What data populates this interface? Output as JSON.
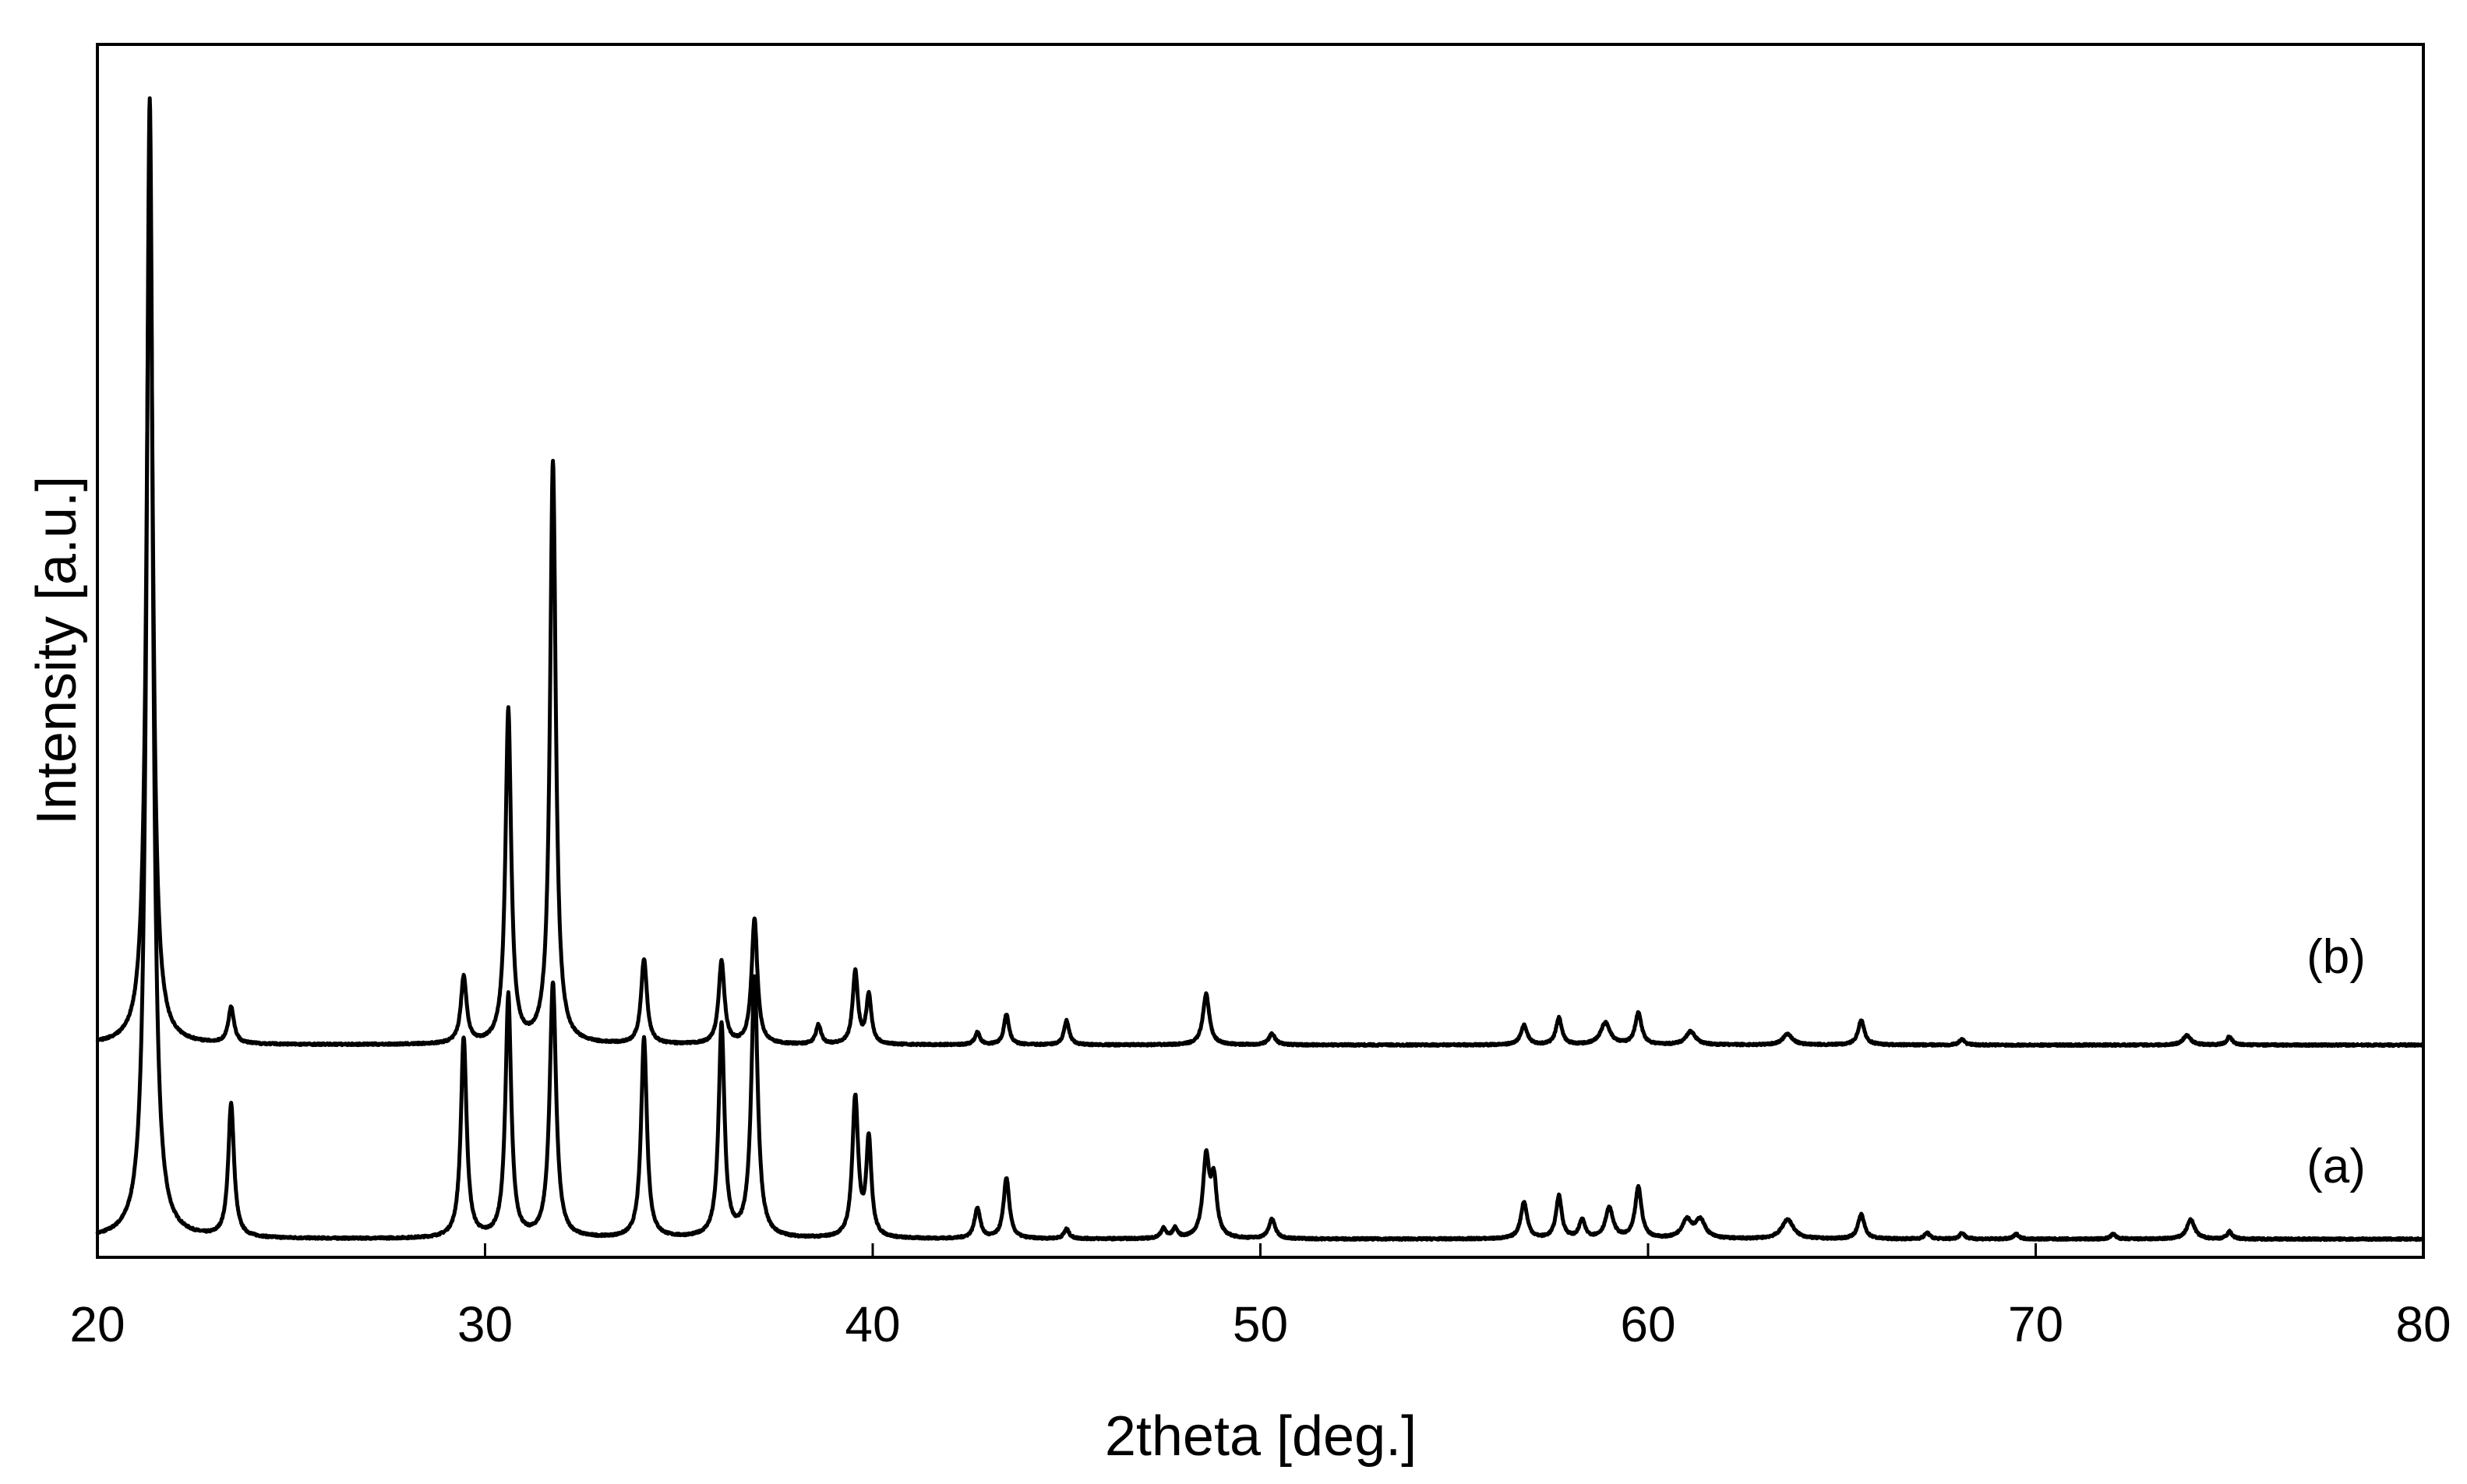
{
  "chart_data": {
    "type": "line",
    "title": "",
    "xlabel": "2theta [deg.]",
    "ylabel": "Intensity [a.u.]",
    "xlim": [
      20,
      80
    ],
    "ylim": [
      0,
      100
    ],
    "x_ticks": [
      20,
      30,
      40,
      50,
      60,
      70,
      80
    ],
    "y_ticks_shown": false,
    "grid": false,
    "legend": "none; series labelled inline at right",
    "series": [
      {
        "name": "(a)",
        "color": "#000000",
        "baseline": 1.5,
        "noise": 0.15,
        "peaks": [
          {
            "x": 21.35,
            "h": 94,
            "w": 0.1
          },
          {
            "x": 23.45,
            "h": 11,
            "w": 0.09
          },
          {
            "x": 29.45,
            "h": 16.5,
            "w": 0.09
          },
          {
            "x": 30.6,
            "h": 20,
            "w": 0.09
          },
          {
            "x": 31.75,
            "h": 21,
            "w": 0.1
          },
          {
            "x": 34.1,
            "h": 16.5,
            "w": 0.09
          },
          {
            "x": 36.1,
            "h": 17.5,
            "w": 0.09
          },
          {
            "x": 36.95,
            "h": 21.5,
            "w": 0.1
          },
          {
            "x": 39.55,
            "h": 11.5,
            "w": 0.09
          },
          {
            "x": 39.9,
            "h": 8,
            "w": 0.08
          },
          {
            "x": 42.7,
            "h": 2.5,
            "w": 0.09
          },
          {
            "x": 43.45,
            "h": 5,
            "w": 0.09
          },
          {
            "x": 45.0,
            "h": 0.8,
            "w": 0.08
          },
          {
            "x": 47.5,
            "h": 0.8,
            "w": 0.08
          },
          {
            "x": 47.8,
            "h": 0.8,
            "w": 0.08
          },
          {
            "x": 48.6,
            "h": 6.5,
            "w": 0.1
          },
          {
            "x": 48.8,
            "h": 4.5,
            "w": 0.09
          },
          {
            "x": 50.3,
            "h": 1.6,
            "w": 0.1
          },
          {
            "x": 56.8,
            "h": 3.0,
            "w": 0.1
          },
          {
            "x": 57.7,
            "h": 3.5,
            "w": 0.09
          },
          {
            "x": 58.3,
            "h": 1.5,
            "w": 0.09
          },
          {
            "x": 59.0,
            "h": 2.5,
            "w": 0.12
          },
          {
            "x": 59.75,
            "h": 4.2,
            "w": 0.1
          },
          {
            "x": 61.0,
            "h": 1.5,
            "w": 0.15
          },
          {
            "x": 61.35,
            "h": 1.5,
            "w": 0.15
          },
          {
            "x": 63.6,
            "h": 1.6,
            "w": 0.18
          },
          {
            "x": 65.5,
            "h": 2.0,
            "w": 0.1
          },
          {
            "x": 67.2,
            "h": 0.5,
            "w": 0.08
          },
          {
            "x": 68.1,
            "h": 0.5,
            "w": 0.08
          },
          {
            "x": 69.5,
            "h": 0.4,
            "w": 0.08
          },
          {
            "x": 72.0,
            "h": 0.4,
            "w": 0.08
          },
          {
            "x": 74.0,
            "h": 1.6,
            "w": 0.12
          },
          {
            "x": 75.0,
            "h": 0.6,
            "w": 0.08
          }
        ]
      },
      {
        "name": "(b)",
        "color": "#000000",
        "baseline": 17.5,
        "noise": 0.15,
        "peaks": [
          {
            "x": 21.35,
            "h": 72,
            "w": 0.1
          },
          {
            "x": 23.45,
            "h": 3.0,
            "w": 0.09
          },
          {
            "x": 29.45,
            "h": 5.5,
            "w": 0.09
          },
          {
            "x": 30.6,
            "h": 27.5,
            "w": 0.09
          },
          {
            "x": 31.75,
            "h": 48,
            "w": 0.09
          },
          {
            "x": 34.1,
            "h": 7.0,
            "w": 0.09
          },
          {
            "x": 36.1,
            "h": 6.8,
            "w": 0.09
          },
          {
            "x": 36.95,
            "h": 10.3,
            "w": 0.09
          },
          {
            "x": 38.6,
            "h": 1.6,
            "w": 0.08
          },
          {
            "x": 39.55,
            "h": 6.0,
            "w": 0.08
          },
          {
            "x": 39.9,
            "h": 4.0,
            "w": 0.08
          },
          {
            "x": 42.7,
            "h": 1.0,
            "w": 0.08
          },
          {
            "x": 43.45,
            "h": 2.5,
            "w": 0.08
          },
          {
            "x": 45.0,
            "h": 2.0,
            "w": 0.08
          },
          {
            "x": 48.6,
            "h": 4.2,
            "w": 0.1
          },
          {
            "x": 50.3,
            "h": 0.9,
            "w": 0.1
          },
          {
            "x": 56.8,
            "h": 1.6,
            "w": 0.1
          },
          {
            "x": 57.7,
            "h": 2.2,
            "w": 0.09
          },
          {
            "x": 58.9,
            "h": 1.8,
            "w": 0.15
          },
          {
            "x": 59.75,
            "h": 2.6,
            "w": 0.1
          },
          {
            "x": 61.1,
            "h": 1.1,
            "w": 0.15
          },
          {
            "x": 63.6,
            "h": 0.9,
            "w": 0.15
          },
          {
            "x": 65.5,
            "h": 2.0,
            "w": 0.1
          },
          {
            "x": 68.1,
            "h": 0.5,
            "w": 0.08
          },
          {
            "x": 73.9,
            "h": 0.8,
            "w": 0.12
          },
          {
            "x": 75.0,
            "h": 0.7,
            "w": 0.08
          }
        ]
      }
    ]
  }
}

-- -- --

> _What to work on_: Lines holding the word "series" should be counted across the entries; state only how many there are.

> _Result for this task_: 2